* Written problem
Copy out all lines that hold "техники".

___ The records ___

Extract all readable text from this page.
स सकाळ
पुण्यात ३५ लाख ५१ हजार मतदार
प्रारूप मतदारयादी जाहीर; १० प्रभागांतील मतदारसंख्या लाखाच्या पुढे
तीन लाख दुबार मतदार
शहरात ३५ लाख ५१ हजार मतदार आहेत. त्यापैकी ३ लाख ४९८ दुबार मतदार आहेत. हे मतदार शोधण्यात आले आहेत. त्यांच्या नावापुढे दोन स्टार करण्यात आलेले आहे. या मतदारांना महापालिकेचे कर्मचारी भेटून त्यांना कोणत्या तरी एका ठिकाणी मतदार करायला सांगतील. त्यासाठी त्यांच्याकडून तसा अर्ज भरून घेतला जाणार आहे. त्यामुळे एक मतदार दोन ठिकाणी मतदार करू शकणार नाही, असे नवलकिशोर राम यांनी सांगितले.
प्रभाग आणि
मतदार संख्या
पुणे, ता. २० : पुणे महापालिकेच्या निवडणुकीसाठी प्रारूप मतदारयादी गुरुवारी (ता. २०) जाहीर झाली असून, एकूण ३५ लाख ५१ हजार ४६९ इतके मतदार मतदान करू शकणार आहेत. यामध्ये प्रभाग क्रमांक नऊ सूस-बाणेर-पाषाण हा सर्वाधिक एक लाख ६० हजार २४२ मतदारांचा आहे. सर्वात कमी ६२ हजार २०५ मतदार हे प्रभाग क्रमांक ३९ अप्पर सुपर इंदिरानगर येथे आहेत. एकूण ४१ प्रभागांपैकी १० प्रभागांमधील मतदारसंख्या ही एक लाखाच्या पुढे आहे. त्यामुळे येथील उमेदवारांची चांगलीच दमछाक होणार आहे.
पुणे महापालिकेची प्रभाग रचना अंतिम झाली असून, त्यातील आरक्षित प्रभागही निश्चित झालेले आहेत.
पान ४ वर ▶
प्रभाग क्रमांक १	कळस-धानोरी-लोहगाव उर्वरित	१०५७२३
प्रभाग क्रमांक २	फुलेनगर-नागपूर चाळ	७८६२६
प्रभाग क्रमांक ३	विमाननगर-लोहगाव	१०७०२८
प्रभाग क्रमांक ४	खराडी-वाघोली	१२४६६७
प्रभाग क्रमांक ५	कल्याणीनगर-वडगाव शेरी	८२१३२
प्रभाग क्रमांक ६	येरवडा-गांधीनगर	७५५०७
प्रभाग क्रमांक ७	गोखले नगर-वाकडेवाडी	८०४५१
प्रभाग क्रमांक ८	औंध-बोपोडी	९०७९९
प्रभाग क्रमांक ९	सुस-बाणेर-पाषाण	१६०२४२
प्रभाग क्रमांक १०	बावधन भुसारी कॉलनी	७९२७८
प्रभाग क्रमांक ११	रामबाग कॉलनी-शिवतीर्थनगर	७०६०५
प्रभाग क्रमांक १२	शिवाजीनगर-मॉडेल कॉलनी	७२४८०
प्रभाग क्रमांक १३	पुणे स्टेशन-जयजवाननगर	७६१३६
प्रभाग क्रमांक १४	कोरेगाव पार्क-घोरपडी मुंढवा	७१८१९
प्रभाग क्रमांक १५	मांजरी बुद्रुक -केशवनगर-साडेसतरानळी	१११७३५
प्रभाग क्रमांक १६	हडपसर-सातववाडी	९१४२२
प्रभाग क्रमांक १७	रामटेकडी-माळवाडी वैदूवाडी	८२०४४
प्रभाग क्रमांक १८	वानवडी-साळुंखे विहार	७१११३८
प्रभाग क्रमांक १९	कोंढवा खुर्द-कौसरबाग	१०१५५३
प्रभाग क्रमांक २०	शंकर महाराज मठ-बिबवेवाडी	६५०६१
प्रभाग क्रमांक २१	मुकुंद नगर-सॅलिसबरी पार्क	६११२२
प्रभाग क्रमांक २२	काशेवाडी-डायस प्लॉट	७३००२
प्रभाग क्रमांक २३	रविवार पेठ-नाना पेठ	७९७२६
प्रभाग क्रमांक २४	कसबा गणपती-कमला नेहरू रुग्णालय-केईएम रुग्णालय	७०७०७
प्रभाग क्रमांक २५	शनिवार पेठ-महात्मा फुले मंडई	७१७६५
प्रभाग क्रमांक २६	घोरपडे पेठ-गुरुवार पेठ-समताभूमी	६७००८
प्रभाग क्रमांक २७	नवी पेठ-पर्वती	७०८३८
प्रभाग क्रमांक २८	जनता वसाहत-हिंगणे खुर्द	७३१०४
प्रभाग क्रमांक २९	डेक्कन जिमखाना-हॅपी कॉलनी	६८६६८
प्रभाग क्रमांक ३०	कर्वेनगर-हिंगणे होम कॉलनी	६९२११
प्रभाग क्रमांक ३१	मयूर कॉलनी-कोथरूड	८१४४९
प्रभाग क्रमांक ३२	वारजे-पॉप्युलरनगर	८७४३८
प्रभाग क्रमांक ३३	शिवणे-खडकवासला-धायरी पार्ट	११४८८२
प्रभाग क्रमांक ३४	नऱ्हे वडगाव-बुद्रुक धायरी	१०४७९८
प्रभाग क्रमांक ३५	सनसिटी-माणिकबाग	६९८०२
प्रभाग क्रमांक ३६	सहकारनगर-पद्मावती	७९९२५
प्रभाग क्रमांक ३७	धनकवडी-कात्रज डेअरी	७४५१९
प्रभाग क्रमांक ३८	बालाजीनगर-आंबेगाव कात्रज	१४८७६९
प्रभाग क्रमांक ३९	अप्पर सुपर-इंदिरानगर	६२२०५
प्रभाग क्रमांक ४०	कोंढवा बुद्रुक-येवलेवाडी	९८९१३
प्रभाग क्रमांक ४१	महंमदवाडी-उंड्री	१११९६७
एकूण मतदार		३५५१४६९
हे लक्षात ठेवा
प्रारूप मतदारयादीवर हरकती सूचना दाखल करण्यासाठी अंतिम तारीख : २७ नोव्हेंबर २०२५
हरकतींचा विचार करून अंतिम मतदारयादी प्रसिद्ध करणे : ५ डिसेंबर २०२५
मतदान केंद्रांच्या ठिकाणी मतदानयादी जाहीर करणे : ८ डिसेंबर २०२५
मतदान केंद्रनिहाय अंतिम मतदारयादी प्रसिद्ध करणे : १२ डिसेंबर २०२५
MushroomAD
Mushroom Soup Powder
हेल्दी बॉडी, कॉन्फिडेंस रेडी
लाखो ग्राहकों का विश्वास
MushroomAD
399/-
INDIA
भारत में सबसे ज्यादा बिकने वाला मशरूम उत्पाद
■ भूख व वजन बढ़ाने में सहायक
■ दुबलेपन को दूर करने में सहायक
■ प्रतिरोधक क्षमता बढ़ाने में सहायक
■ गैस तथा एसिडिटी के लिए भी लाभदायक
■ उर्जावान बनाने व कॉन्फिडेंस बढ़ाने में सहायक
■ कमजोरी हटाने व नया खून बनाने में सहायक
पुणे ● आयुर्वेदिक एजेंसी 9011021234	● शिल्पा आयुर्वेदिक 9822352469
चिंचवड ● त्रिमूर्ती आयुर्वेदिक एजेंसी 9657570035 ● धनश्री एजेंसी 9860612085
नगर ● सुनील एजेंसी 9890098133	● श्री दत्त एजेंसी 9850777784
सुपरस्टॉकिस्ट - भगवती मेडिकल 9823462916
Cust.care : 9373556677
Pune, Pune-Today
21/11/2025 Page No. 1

___
___ The records ___

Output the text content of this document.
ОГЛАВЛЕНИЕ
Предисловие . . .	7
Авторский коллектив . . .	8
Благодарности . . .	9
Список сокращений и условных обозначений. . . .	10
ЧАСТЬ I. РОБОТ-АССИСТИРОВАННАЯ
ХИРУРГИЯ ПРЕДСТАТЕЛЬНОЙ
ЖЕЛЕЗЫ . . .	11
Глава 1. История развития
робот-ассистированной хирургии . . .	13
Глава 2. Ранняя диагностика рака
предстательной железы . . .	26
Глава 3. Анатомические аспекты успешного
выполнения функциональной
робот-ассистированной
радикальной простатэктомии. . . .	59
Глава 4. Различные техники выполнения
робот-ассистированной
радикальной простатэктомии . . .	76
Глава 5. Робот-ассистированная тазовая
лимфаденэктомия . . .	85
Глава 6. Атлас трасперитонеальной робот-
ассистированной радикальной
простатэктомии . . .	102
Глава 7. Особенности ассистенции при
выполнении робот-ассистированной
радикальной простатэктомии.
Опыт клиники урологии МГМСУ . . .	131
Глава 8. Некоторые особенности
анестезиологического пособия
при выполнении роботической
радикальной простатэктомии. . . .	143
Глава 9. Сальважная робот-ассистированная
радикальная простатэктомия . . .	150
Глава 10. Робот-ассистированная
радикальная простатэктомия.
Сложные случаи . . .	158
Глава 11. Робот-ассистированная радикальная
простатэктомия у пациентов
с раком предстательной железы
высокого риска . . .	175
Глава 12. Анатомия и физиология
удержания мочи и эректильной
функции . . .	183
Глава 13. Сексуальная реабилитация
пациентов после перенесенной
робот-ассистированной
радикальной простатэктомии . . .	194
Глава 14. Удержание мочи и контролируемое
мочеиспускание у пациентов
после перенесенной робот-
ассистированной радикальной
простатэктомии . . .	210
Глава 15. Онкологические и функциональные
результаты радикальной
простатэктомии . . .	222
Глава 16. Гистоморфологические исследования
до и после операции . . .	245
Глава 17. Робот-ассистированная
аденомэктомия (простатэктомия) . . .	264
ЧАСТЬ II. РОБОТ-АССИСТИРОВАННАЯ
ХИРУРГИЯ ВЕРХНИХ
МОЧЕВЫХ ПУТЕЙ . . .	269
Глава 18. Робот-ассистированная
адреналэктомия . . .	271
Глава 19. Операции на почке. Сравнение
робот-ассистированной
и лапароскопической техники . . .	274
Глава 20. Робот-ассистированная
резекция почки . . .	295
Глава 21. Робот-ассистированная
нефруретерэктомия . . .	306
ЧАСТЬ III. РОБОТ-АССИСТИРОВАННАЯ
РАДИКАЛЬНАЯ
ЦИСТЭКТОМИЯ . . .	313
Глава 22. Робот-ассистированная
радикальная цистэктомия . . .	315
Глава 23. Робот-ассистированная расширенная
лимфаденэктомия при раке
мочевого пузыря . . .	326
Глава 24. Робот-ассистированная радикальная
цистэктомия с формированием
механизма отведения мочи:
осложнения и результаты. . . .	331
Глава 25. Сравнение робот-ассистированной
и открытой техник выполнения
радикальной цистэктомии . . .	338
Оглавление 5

___

* Expected answer
Глава 4. Различные техники выполнения
и лапароскопической техники . . .	274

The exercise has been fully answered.